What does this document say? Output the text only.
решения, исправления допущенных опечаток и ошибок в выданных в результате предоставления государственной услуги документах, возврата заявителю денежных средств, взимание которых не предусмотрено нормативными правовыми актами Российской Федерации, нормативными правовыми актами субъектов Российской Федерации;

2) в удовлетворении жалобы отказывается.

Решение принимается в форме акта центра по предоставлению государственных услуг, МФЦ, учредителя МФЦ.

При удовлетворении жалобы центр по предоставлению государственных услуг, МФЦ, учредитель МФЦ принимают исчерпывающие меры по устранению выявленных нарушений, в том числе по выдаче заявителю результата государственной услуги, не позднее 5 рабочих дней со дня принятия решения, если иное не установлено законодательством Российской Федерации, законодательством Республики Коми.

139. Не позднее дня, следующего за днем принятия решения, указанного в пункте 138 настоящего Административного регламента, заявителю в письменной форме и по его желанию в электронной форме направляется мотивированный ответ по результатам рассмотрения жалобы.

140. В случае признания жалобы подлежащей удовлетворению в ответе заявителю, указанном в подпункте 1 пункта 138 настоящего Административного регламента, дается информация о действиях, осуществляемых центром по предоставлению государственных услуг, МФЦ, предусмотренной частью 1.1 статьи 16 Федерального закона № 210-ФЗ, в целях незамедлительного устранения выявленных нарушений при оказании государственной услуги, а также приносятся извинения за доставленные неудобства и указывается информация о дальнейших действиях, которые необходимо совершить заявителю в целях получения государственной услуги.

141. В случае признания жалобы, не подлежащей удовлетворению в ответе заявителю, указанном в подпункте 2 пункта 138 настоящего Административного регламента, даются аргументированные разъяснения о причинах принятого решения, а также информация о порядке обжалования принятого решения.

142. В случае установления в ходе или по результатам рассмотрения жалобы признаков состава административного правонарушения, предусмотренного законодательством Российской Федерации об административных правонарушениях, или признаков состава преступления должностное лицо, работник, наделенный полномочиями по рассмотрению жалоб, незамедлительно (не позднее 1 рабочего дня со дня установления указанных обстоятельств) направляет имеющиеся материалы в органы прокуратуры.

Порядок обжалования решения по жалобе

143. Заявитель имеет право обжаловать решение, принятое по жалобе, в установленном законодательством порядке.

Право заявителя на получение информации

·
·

::::

- _What you should do_: Word for word, write out all of the data above.

- _Written response_:
What does this document say? Output the text only.
решения, исправления допущенных опечаток и ошибок в выданных в результате предоставления государственной услуги документах, возврата заявителю денежных средств, взимание которых не предусмотрено нормативными правовыми актами Российской Федерации, нормативными правовыми актами субъектов Российской Федерации;

2) в удовлетворении жалобы отказывается.

Решение принимается в форме акта центра по предоставлению государственных услуг, МФЦ, учредителя МФЦ.

При удовлетворении жалобы центр по предоставлению государственных услуг, МФЦ, учредитель МФЦ принимают исчерпывающие меры по устранению выявленных нарушений, в том числе по выдаче заявителю результата государственной услуги, не позднее 5 рабочих дней со дня принятия решения, если иное не установлено законодательством Российской Федерации, законодательством Республики Коми.

139. Не позднее дня, следующего за днем принятия решения, указанного в пункте 138 настоящего Административного регламента, заявителю в письменной форме и по его желанию в электронной форме направляется мотивированный ответ по результатам рассмотрения жалобы.

140. В случае признания жалобы подлежащей удовлетворению в ответе заявителю, указанном в подпункте 1 пункта 138 настоящего Административного регламента, дается информация о действиях, осуществляемых центром по предоставлению государственных услуг, МФЦ, предусмотренной частью 1.1 статьи 16 Федерального закона № 210-ФЗ, в целях незамедлительного устранения выявленных нарушений при оказании государственной услуги, а также приносятся извинения за доставленные неудобства и указывается информация о дальнейших действиях, которые необходимо совершить заявителю в целях получения государственной услуги.

141. В случае признания жалобы, не подлежащей удовлетворению в ответе заявителю, указанном в подпункте 2 пункта 138 настоящего Административного регламента, даются аргументированные разъяснения о причинах принятого решения, а также информация о порядке обжалования принятого решения.

142. В случае установления в ходе или по результатам рассмотрения жалобы признаков состава административного правонарушения, предусмотренного законодательством Российской Федерации об административных правонарушениях, или признаков состава преступления должностное лицо, работник, наделенный полномочиями по рассмотрению жалоб, незамедлительно (не позднее 1 рабочего дня со дня установления указанных обстоятельств) направляет имеющиеся материалы в органы прокуратуры.

Порядок обжалования решения по жалобе

143. Заявитель имеет право обжаловать решение, принятое по жалобе, в установленном законодательством порядке.

Право заявителя на получение информации

·
·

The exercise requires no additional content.